#### Data entries
■ ■ ■
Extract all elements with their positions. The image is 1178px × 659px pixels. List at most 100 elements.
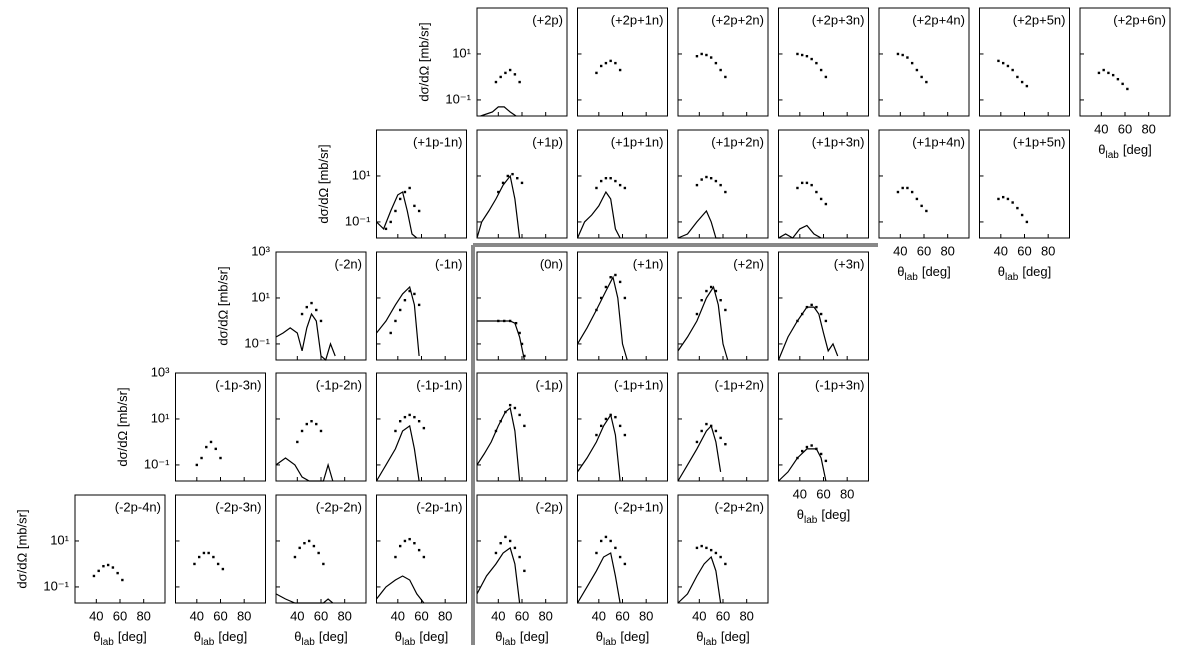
data-point: [499, 419, 502, 423]
data-point: [819, 197, 823, 201]
x-axis-label: θlab [deg]: [395, 629, 449, 647]
data-point: [494, 551, 498, 555]
data-point: [413, 204, 416, 208]
x-tick-label: 40: [190, 608, 204, 623]
data-point: [417, 548, 421, 552]
data-point: [497, 319, 500, 323]
data-point: [910, 61, 914, 65]
x-label-symbol: θ: [998, 264, 1005, 279]
panel-label: (-1p): [536, 377, 563, 392]
model-curve: [778, 448, 827, 482]
x-axis-label: θlab [deg]: [897, 264, 951, 282]
data-point: [514, 321, 518, 325]
data-point: [111, 566, 115, 569]
panel-label: (+1p+4n): [912, 134, 965, 149]
x-label-sub: lab: [603, 637, 617, 648]
panel-label: (+1p-1n): [413, 134, 463, 149]
data-point: [1001, 61, 1005, 65]
data-point: [810, 303, 813, 307]
data-point: [599, 179, 603, 183]
data-point: [116, 571, 119, 575]
model-curve: [376, 191, 418, 239]
model-curve: [477, 320, 525, 361]
x-tick-label: 40: [89, 608, 103, 623]
panel-label: (+1p+2n): [711, 134, 764, 149]
y-tick-label: 10³: [151, 364, 170, 379]
panel-label: (-2p+1n): [614, 499, 664, 514]
data-point: [508, 539, 512, 543]
data-point: [499, 541, 502, 545]
data-point: [205, 445, 208, 449]
data-point: [317, 551, 320, 555]
data-point: [193, 562, 196, 566]
data-point: [915, 68, 919, 72]
data-point: [800, 53, 804, 57]
data-point: [714, 551, 718, 555]
data-point: [609, 276, 612, 279]
model-curve: [576, 190, 621, 239]
x-tick-label: 80: [237, 608, 251, 623]
data-point: [508, 319, 512, 323]
data-point: [800, 449, 804, 453]
data-point: [618, 280, 622, 284]
y-tick-label: 10⁻¹: [144, 456, 170, 471]
data-point: [700, 544, 703, 548]
x-label-sub: lab: [502, 637, 516, 648]
data-point: [1006, 64, 1010, 68]
model-curve: [677, 285, 729, 361]
data-point: [695, 440, 699, 444]
data-point: [403, 539, 407, 543]
model-curve: [777, 306, 839, 361]
data-point: [518, 80, 521, 84]
data-point: [925, 80, 928, 84]
data-point: [209, 440, 213, 444]
data-point: [709, 548, 713, 552]
x-label-unit: [deg]: [118, 629, 147, 644]
x-tick-label: 80: [1041, 243, 1055, 258]
data-point: [815, 305, 818, 309]
x-tick-label: 60: [314, 608, 328, 623]
data-point: [709, 56, 713, 59]
panel-label: (0n): [540, 256, 563, 271]
x-label-unit: [deg]: [319, 629, 348, 644]
panel-label: (-2p-1n): [416, 499, 462, 514]
data-point: [298, 546, 301, 550]
x-label-unit: [deg]: [218, 629, 247, 644]
y-tick-label: 10¹: [352, 167, 371, 182]
data-point: [1126, 87, 1129, 91]
data-point: [614, 415, 617, 419]
x-label-sub: lab: [402, 637, 416, 648]
data-point: [925, 209, 928, 213]
data-point: [497, 190, 500, 194]
data-point: [604, 176, 608, 180]
y-axis-label: dσ/dΩ [mb/sr]: [215, 266, 230, 345]
data-point: [599, 296, 603, 300]
x-tick-label: 80: [538, 608, 552, 623]
data-point: [398, 308, 402, 312]
x-label-symbol: θ: [797, 507, 804, 522]
x-tick-label: 60: [213, 608, 227, 623]
data-point: [724, 562, 727, 566]
data-point: [307, 539, 311, 543]
data-point: [408, 186, 411, 190]
data-point: [623, 433, 627, 437]
data-point: [97, 569, 100, 573]
data-point: [503, 319, 506, 323]
x-label-unit: [deg]: [721, 629, 750, 644]
data-point: [398, 544, 402, 548]
x-label-sub: lab: [301, 637, 315, 648]
data-point: [896, 52, 900, 56]
data-point: [523, 424, 526, 428]
data-point: [1097, 71, 1101, 75]
data-point: [595, 433, 598, 437]
panel-label: (-2p): [536, 499, 563, 514]
data-point: [422, 555, 426, 559]
data-point: [221, 567, 225, 571]
data-point: [394, 319, 397, 323]
data-point: [695, 183, 699, 187]
data-point: [810, 444, 813, 447]
panel-label: (-1p-1n): [416, 377, 462, 392]
data-point: [1025, 220, 1029, 224]
data-point: [705, 422, 708, 426]
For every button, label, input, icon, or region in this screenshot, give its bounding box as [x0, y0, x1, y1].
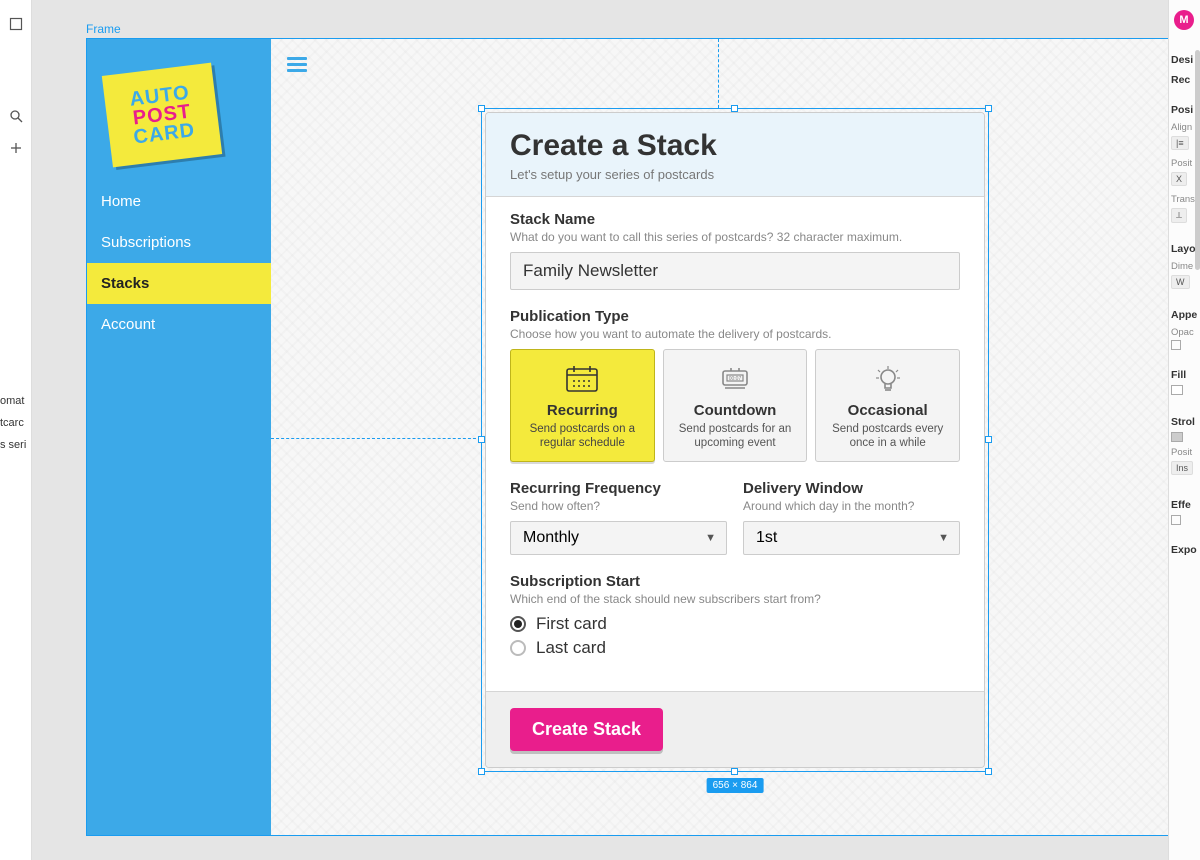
record-header: Rec	[1171, 70, 1200, 90]
logo-card: AUTO POST CARD	[102, 63, 222, 168]
transform-label: Trans	[1171, 192, 1200, 207]
pub-type-desc: Send postcards every once in a while	[824, 422, 951, 451]
nav-account[interactable]: Account	[87, 304, 271, 345]
layout-header: Layo	[1171, 239, 1200, 259]
effects-header: Effe	[1171, 495, 1200, 515]
subscription-start-field: Subscription Start Which end of the stac…	[510, 573, 960, 658]
pub-type-desc: Send postcards for an upcoming event	[672, 422, 799, 451]
canvas[interactable]: Frame AUTO POST CARD Home Subscriptions …	[32, 0, 1168, 860]
frame-tool-icon[interactable]	[0, 8, 32, 40]
selected-frame[interactable]: 656 × 864 Create a Stack Let's setup you…	[481, 108, 989, 772]
pub-type-occasional[interactable]: Occasional Send postcards every once in …	[815, 349, 960, 462]
modal-body: Stack Name What do you want to call this…	[486, 197, 984, 691]
pub-type-title: Recurring	[519, 402, 646, 419]
resize-handle-mb[interactable]	[731, 768, 738, 775]
radio-last-card[interactable]: Last card	[510, 638, 960, 658]
avatar[interactable]: M	[1174, 10, 1194, 30]
appearance-header: Appe	[1171, 305, 1200, 325]
radio-label: Last card	[536, 638, 606, 658]
align-label: Align	[1171, 120, 1200, 135]
resize-handle-bl[interactable]	[478, 768, 485, 775]
effects-checkbox[interactable]	[1171, 515, 1181, 525]
modal-subtitle: Let's setup your series of postcards	[510, 167, 960, 182]
radio-first-card[interactable]: First card	[510, 614, 960, 634]
timer-icon: 00:07	[672, 362, 799, 396]
export-header: Expo	[1171, 540, 1200, 560]
app-sidebar: AUTO POST CARD Home Subscriptions Stacks…	[87, 39, 271, 835]
stroke-position-chip[interactable]: Ins	[1171, 461, 1193, 475]
publication-type-hint: Choose how you want to automate the deli…	[510, 327, 960, 341]
properties-panel: M Desi Rec Posi Align |≡ Posit X Trans ⟂…	[1168, 0, 1200, 860]
sub-start-label: Subscription Start	[510, 573, 960, 590]
stroke-swatch[interactable]	[1171, 432, 1183, 442]
window-label: Delivery Window	[743, 480, 960, 497]
position-header: Posi	[1171, 100, 1200, 120]
create-stack-modal: Create a Stack Let's setup your series o…	[485, 112, 985, 768]
create-stack-button[interactable]: Create Stack	[510, 708, 663, 751]
sub-start-hint: Which end of the stack should new subscr…	[510, 592, 960, 606]
logo-line-3: CARD	[132, 121, 196, 147]
align-chip[interactable]: |≡	[1171, 136, 1189, 150]
dimensions-label: Dime	[1171, 259, 1200, 274]
modal-footer: Create Stack	[486, 691, 984, 767]
svg-text:00:07: 00:07	[729, 376, 742, 382]
radio-label: First card	[536, 614, 607, 634]
modal-header: Create a Stack Let's setup your series o…	[486, 113, 984, 197]
resize-handle-tr[interactable]	[985, 105, 992, 112]
nav-stacks[interactable]: Stacks	[87, 263, 271, 304]
radio-dot-icon	[510, 616, 526, 632]
selection-size-badge: 656 × 864	[707, 778, 764, 793]
lightbulb-icon	[824, 362, 951, 396]
resize-handle-mr[interactable]	[985, 436, 992, 443]
tab-design[interactable]: Desi	[1171, 50, 1200, 70]
stack-name-hint: What do you want to call this series of …	[510, 230, 960, 244]
modal-title: Create a Stack	[510, 129, 960, 163]
frame-label[interactable]: Frame	[86, 22, 121, 36]
stroke-position-label: Posit	[1171, 445, 1200, 460]
position-label: Posit	[1171, 156, 1200, 171]
stack-name-label: Stack Name	[510, 211, 960, 228]
logo: AUTO POST CARD	[87, 39, 271, 181]
frequency-window-row: Recurring Frequency Send how often? Mont…	[510, 480, 960, 555]
stack-name-input[interactable]	[510, 252, 960, 290]
opacity-label: Opac	[1171, 325, 1200, 340]
w-chip[interactable]: W	[1171, 275, 1190, 289]
pub-type-title: Countdown	[672, 402, 799, 419]
calendar-icon	[519, 362, 646, 396]
window-field: Delivery Window Around which day in the …	[743, 480, 960, 555]
stroke-header: Strol	[1171, 412, 1200, 432]
pub-type-desc: Send postcards on a regular schedule	[519, 422, 646, 451]
frequency-hint: Send how often?	[510, 499, 727, 513]
opacity-checkbox[interactable]	[1171, 340, 1181, 350]
resize-handle-ml[interactable]	[478, 436, 485, 443]
plus-icon[interactable]	[0, 132, 32, 164]
resize-handle-br[interactable]	[985, 768, 992, 775]
resize-handle-mt[interactable]	[731, 105, 738, 112]
window-hint: Around which day in the month?	[743, 499, 960, 513]
frequency-select[interactable]: Monthly	[510, 521, 727, 555]
resize-handle-tl[interactable]	[478, 105, 485, 112]
radio-dot-icon	[510, 640, 526, 656]
publication-type-label: Publication Type	[510, 308, 960, 325]
frequency-label: Recurring Frequency	[510, 480, 727, 497]
nav-home[interactable]: Home	[87, 181, 271, 222]
pub-type-recurring[interactable]: Recurring Send postcards on a regular sc…	[510, 349, 655, 462]
alignment-guide-vertical	[718, 39, 719, 108]
artboard-frame[interactable]: AUTO POST CARD Home Subscriptions Stacks…	[86, 38, 1186, 836]
nav-subscriptions[interactable]: Subscriptions	[87, 222, 271, 263]
layer-name-fragments: omat tcarc s seri	[0, 390, 26, 456]
frequency-field: Recurring Frequency Send how often? Mont…	[510, 480, 727, 555]
search-icon[interactable]	[0, 100, 32, 132]
alignment-guide-horizontal	[271, 438, 481, 439]
fill-header: Fill	[1171, 365, 1200, 385]
x-chip[interactable]: X	[1171, 172, 1187, 186]
hamburger-icon[interactable]	[287, 57, 307, 73]
publication-type-field: Publication Type Choose how you want to …	[510, 308, 960, 462]
window-select[interactable]: 1st	[743, 521, 960, 555]
transform-chip[interactable]: ⟂	[1171, 208, 1187, 223]
pub-type-title: Occasional	[824, 402, 951, 419]
stack-name-field: Stack Name What do you want to call this…	[510, 211, 960, 290]
pub-type-countdown[interactable]: 00:07 Countdown Send postcards for an up…	[663, 349, 808, 462]
fill-swatch[interactable]	[1171, 385, 1183, 395]
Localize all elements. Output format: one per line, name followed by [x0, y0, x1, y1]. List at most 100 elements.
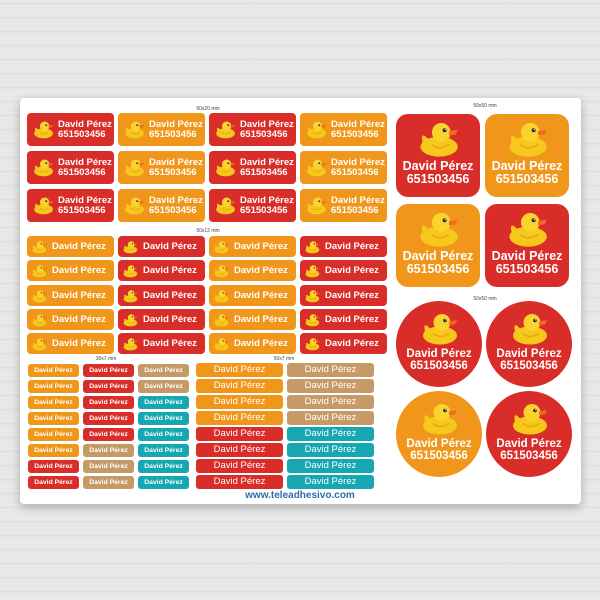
■ ■ ■
#### EXERCISE BRIEF
Update everything from the row containing "data-point: [499, 419, 502, 423]" down to the row containing "panel-label: (-1p): [536, 377, 563, 392]" by replacing "data-point" with "point-marker". Leave everything else unchanged, and give back only those rows.

#### ANSWER
point-marker: [499, 419, 502, 423]
point-marker: [819, 197, 823, 201]
x-axis-label: θlab [deg]: [395, 629, 449, 647]
point-marker: [494, 551, 498, 555]
point-marker: [413, 204, 416, 208]
x-tick-label: 40: [190, 608, 204, 623]
point-marker: [417, 548, 421, 552]
point-marker: [497, 319, 500, 323]
point-marker: [910, 61, 914, 65]
x-label-symbol: θ: [998, 264, 1005, 279]
panel-label: (-1p): [536, 377, 563, 392]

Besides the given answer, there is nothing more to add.